### INSTRUCTION
Write out the material again word for word, dropping any images it holds.

### STORED RECORDS
────────

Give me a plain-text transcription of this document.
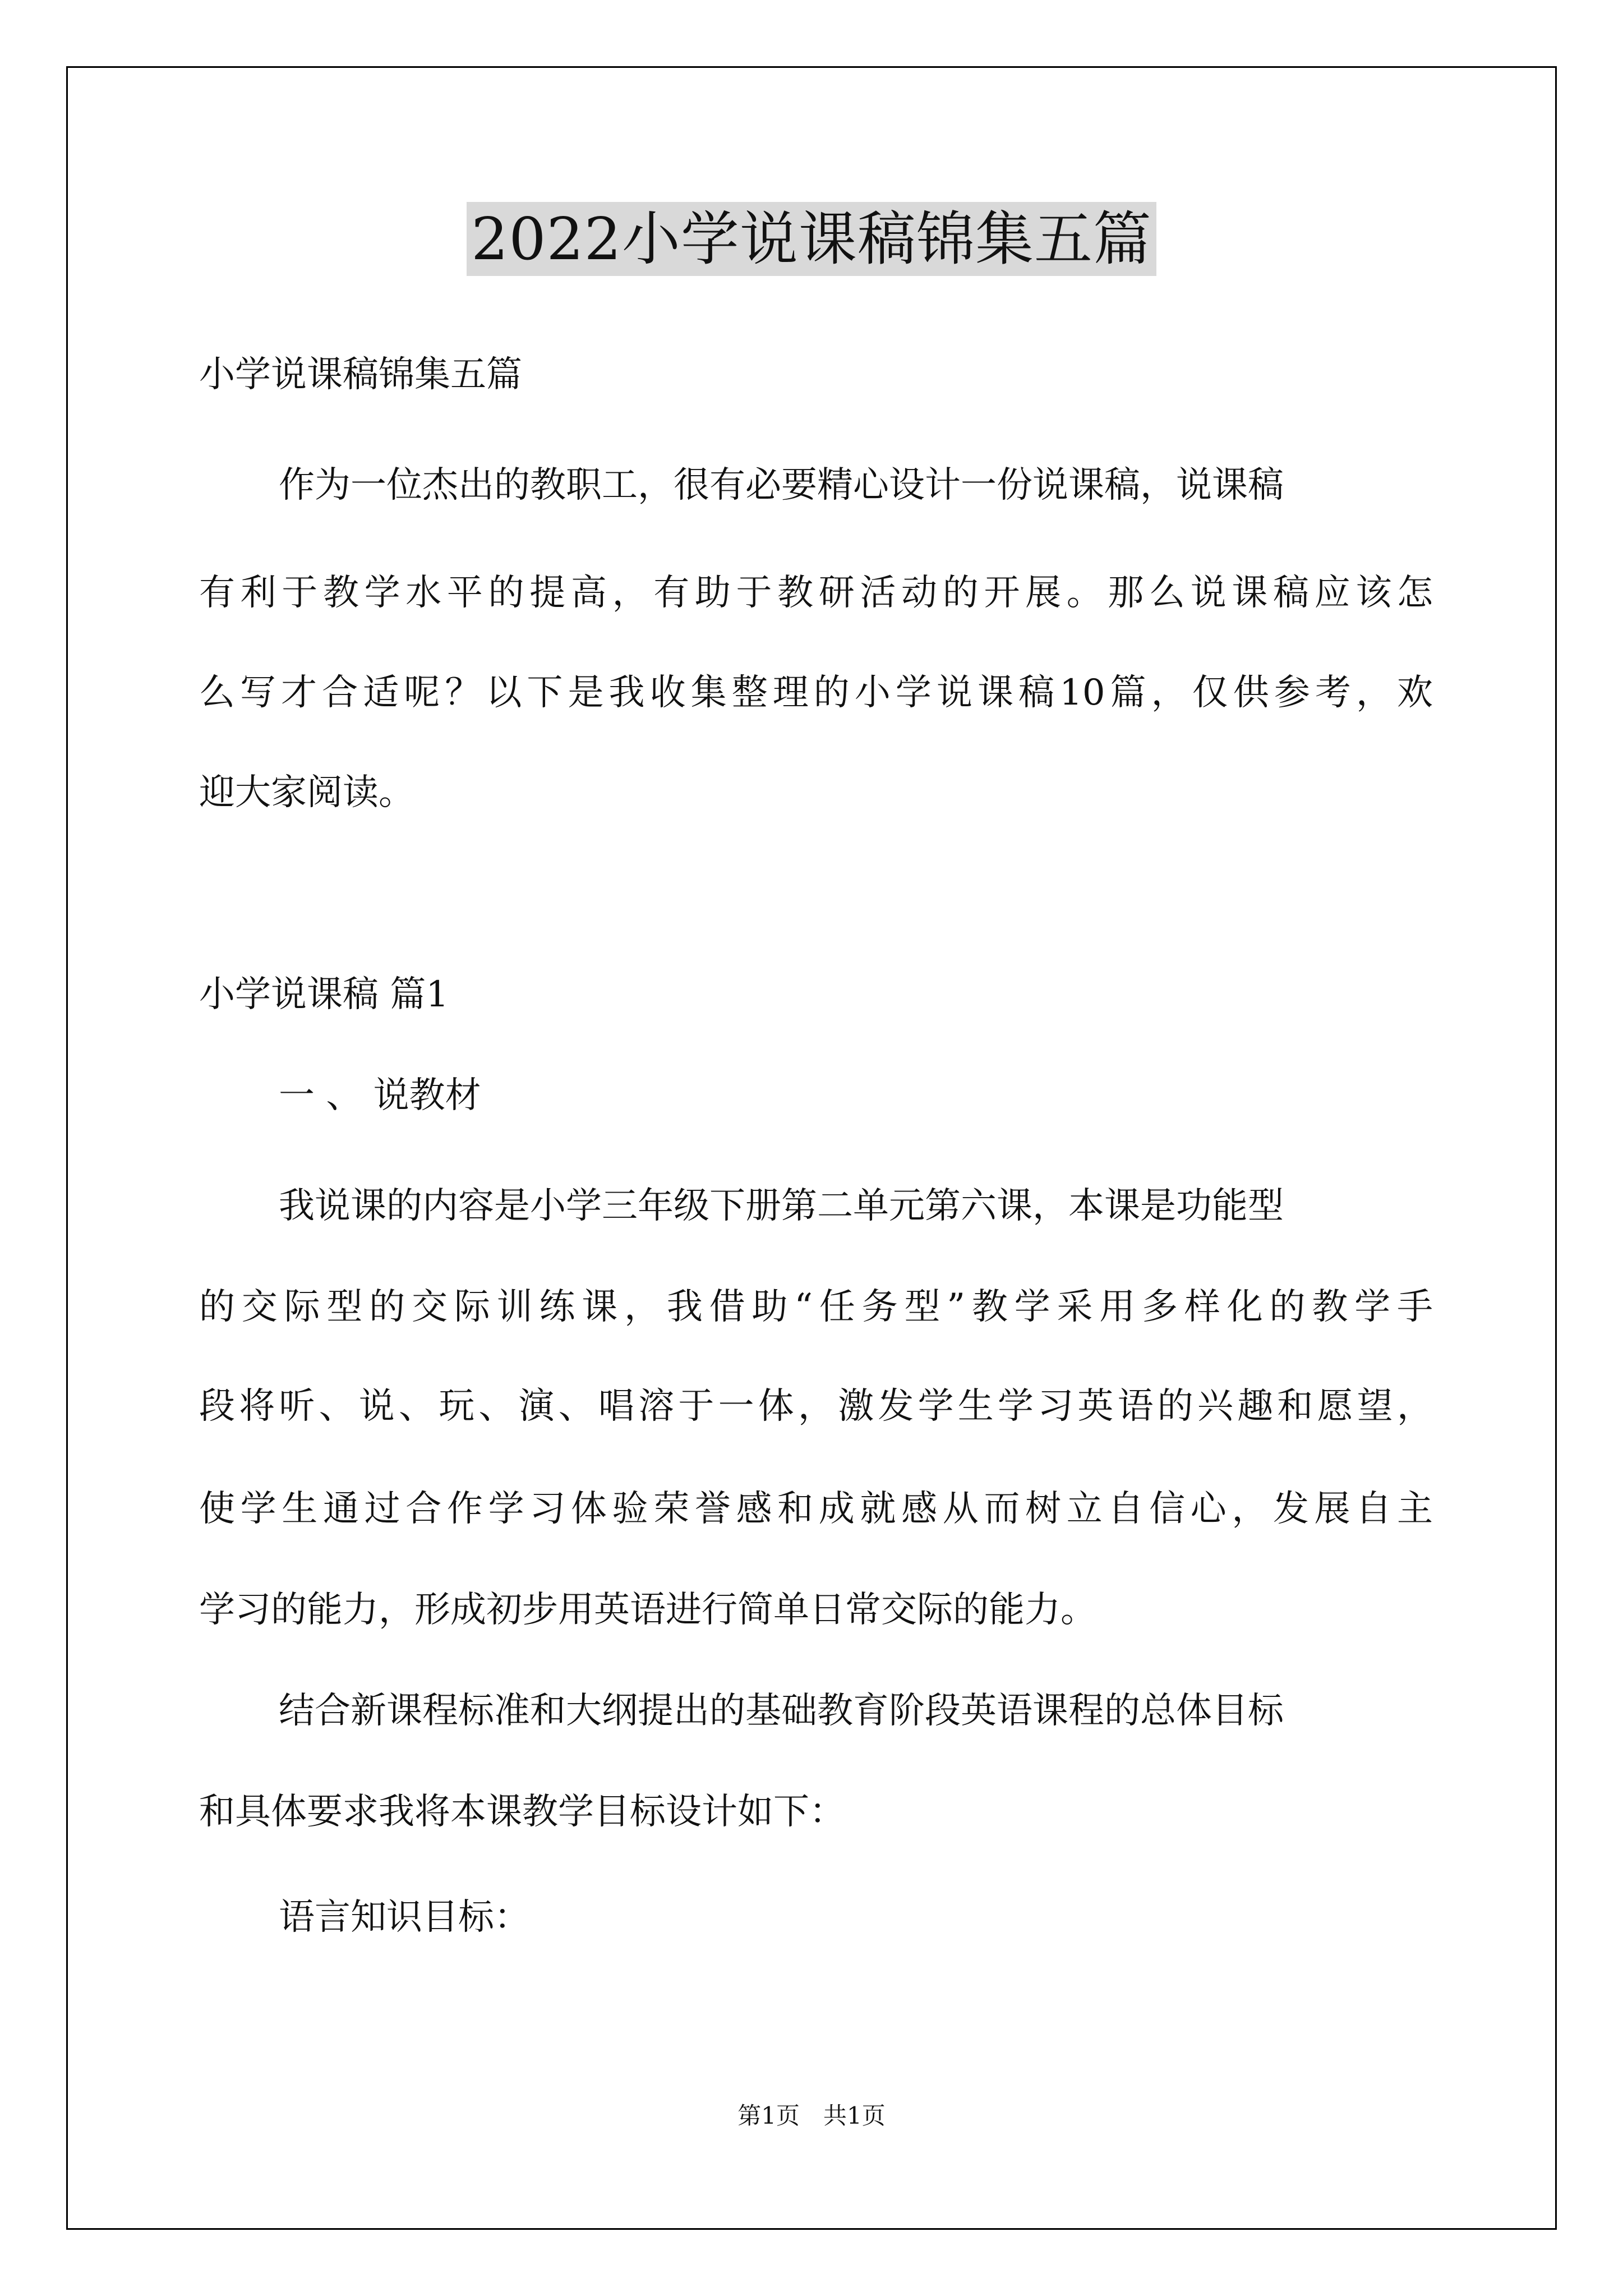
2022小学说课稿锦集五篇
小学说课稿锦集五篇
作为一位杰出的教职工，很有必要精心设计一份说课稿，说课稿
有利于教学水平的提高，有助于教研活动的开展。那么说课稿应该怎
么写才合适呢？以下是我收集整理的小学说课稿10篇，仅供参考，欢
迎大家阅读。
小学说课稿 篇1
一 、 说教材
我说课的内容是小学三年级下册第二单元第六课，本课是功能型
的交际型的交际训练课，我借助“任务型”教学采用多样化的教学手
段将听、说、玩、演、唱溶于一体，激发学生学习英语的兴趣和愿望，
使学生通过合作学习体验荣誉感和成就感从而树立自信心，发展自主
学习的能力，形成初步用英语进行简单日常交际的能力。
结合新课程标准和大纲提出的基础教育阶段英语课程的总体目标
和具体要求我将本课教学目标设计如下：
语言知识目标：
第1页　共1页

────────

### CORRECT RESPONSE
Give me a plain-text transcription of this document.
2022小学说课稿锦集五篇
小学说课稿锦集五篇
作为一位杰出的教职工，很有必要精心设计一份说课稿，说课稿
有利于教学水平的提高，有助于教研活动的开展。那么说课稿应该怎
么写才合适呢？以下是我收集整理的小学说课稿10篇，仅供参考，欢
迎大家阅读。
小学说课稿 篇1
一 、 说教材
我说课的内容是小学三年级下册第二单元第六课，本课是功能型
的交际型的交际训练课，我借助“任务型”教学采用多样化的教学手
段将听、说、玩、演、唱溶于一体，激发学生学习英语的兴趣和愿望，
使学生通过合作学习体验荣誉感和成就感从而树立自信心，发展自主
学习的能力，形成初步用英语进行简单日常交际的能力。
结合新课程标准和大纲提出的基础教育阶段英语课程的总体目标
和具体要求我将本课教学目标设计如下：
语言知识目标：
第1页　共1页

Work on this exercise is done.